[Stored entries]
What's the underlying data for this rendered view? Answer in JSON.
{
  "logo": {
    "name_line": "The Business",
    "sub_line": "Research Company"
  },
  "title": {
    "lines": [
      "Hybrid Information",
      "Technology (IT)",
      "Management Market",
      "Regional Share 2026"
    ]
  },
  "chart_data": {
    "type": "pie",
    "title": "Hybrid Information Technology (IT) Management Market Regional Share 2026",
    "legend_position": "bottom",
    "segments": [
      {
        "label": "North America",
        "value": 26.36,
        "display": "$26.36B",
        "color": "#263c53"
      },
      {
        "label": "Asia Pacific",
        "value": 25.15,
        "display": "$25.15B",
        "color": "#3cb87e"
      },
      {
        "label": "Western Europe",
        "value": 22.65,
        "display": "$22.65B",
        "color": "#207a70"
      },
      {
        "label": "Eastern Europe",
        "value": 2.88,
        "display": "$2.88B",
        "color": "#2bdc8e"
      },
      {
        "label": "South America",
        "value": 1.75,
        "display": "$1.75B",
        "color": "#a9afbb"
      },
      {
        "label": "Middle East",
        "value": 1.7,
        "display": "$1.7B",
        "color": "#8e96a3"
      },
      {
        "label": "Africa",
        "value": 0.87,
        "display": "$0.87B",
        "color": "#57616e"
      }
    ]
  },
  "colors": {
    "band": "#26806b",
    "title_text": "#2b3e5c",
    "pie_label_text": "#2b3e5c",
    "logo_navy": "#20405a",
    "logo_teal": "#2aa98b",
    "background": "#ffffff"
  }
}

● TASK PROMPT
Copy every line above in which the string "Regional" shows up.

● EXERCISE RESPONSE
      "Regional Share 2026"
    "title": "Hybrid Information Technology (IT) Management Market Regional Share 2026",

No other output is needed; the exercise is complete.